• Problem
What is the number of lines containing the word "Бугайлова"? Give that number alone.

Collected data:

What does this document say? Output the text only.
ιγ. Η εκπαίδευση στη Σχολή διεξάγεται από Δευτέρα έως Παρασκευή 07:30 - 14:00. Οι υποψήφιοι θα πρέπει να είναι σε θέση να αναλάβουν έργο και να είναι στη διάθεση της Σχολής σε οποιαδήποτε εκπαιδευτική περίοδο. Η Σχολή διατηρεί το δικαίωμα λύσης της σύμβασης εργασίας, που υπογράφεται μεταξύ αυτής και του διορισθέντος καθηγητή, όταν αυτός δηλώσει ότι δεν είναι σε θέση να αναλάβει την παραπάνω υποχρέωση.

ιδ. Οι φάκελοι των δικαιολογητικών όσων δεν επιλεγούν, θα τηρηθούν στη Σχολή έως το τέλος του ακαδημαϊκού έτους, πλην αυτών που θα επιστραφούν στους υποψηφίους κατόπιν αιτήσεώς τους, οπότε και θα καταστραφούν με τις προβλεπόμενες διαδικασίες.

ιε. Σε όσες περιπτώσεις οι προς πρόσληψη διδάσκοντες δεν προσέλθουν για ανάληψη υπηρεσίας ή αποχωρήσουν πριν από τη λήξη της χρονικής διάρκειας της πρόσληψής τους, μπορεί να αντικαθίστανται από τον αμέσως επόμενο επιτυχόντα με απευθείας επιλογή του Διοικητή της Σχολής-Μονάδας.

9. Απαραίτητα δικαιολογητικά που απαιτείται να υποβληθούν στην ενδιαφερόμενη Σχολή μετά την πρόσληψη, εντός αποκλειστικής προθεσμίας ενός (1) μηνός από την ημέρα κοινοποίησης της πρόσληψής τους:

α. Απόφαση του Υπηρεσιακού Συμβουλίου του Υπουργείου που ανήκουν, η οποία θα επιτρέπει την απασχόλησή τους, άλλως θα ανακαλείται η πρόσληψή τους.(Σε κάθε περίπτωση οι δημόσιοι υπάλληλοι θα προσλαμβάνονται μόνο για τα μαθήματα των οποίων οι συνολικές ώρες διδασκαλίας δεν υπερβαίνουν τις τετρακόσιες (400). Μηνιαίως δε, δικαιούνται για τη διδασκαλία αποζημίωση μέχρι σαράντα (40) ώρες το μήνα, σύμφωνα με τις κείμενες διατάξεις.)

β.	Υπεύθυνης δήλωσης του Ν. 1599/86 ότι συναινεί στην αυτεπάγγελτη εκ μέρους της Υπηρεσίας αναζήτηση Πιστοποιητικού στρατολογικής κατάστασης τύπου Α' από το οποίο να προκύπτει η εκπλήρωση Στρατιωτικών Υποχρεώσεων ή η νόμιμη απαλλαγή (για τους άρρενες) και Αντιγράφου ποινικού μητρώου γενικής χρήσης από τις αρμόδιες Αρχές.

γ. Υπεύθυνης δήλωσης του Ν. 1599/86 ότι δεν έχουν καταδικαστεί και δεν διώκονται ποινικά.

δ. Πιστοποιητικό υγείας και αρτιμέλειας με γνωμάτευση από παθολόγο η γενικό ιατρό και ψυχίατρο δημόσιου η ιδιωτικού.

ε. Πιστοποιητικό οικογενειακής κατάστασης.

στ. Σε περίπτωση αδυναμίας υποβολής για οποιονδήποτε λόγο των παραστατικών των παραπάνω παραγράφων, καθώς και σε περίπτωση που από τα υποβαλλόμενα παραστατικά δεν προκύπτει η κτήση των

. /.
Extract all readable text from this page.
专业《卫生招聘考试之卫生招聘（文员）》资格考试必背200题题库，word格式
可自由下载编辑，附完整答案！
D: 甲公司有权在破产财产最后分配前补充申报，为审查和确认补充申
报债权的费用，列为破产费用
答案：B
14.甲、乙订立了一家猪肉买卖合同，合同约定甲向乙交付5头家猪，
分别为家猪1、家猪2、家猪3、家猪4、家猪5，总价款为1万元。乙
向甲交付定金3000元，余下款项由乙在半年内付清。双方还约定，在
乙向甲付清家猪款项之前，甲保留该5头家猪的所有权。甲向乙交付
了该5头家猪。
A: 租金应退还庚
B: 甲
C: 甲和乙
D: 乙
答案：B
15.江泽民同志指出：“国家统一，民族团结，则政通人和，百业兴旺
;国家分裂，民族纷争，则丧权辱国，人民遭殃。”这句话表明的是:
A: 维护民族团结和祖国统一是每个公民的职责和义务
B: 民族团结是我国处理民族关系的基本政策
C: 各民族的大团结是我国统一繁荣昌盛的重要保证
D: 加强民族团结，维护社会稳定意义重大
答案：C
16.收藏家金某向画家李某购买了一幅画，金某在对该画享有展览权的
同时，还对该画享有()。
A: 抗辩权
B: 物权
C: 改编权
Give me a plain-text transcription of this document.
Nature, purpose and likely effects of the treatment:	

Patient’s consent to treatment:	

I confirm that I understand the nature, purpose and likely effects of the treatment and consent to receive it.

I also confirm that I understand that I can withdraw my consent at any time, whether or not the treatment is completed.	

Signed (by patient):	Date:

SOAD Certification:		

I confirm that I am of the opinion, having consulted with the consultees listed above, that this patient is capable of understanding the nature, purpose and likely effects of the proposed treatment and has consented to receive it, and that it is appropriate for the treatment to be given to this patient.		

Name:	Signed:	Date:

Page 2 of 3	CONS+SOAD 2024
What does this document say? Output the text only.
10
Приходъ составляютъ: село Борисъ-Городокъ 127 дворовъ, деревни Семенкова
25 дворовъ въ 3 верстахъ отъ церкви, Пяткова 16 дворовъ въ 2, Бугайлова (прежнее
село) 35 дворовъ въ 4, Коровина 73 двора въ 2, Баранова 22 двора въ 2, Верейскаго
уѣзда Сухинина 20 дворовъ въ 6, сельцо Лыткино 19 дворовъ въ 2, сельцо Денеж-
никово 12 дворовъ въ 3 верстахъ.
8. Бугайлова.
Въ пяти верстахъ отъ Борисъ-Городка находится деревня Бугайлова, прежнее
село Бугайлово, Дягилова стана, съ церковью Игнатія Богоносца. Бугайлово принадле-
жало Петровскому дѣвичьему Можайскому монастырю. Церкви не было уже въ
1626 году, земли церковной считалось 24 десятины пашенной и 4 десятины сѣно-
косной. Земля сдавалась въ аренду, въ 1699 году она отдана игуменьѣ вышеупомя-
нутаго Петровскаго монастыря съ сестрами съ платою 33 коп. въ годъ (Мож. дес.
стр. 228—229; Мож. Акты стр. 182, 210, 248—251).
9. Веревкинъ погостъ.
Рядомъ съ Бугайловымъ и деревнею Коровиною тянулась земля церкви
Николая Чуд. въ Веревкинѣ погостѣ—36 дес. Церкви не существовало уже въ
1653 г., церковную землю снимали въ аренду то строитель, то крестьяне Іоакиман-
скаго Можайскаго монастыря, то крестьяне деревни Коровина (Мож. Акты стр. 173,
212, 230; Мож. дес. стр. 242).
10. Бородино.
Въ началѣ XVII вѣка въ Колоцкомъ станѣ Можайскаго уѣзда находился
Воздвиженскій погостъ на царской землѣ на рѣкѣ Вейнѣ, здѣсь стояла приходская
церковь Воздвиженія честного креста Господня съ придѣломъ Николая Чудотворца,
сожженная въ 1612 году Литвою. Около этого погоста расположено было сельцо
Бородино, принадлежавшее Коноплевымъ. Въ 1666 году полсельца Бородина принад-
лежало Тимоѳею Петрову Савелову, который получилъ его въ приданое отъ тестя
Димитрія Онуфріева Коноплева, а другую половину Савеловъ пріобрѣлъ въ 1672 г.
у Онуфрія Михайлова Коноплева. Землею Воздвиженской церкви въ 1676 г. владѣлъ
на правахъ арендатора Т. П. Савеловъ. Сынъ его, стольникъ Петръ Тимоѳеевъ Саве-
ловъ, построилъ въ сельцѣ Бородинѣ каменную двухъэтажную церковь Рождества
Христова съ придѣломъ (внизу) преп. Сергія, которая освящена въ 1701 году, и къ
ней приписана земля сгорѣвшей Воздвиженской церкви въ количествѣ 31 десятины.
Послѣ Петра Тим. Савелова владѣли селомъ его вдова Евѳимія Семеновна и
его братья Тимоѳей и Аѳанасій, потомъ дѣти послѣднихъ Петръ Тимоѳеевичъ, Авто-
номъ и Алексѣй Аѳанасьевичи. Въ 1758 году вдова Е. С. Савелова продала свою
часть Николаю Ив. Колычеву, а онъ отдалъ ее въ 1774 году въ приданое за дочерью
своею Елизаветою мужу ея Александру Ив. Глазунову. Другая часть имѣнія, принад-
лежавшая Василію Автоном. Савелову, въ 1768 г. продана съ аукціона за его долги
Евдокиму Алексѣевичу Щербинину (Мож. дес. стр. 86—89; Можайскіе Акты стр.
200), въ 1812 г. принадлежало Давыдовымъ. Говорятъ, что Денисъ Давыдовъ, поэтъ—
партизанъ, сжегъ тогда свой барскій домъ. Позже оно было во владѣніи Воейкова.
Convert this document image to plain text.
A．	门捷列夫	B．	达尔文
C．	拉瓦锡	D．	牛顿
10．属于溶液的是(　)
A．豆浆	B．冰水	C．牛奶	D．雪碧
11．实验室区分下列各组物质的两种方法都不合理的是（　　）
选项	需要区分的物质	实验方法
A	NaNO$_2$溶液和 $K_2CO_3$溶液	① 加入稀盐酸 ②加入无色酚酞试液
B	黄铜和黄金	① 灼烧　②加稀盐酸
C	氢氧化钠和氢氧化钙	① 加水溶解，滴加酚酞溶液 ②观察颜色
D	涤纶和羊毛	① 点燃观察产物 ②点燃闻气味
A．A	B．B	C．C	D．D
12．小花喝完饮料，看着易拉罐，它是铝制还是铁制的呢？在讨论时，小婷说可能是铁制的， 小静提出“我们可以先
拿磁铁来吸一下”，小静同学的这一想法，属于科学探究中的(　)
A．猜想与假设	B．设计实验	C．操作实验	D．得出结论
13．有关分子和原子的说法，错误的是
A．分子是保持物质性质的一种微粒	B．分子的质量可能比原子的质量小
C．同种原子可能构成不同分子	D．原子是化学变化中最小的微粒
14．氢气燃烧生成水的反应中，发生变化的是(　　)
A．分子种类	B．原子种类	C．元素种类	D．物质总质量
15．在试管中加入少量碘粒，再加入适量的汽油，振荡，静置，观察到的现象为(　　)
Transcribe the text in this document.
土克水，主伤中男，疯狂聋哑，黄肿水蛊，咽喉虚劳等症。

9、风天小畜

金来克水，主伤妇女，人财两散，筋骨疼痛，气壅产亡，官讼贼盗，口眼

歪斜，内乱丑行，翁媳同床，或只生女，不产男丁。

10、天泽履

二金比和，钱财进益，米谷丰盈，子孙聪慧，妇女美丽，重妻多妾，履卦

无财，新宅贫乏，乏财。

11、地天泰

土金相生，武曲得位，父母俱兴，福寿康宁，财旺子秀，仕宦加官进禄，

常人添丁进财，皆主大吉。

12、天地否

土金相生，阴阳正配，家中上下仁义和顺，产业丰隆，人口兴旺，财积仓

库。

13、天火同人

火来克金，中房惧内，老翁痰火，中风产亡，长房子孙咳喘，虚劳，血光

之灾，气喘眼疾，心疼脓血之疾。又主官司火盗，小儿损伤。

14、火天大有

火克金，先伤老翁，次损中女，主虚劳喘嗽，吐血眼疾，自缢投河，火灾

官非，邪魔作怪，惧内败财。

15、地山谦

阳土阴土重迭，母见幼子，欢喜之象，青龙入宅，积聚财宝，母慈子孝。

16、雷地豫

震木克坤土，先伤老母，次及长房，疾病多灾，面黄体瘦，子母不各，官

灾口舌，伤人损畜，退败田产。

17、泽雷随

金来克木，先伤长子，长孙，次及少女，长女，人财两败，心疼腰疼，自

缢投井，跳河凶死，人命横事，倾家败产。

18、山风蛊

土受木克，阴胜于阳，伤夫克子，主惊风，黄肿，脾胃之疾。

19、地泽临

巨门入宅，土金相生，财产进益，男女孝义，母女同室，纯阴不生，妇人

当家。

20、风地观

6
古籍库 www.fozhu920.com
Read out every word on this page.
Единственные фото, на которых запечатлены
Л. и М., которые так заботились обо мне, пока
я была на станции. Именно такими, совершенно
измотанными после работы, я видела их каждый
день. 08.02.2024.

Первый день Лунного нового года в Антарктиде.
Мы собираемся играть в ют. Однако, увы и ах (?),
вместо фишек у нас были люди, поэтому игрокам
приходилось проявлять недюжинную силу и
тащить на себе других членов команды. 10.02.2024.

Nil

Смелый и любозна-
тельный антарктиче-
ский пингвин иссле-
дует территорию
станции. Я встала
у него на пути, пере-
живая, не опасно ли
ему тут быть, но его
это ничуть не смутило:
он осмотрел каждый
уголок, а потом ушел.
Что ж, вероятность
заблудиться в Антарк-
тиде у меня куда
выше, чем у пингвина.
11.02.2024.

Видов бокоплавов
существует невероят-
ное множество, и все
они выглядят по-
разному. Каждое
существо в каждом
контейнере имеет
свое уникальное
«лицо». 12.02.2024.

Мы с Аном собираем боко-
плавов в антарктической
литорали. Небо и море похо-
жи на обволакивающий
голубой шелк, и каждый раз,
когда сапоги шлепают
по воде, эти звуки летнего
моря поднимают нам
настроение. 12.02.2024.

• Solution to the problem
3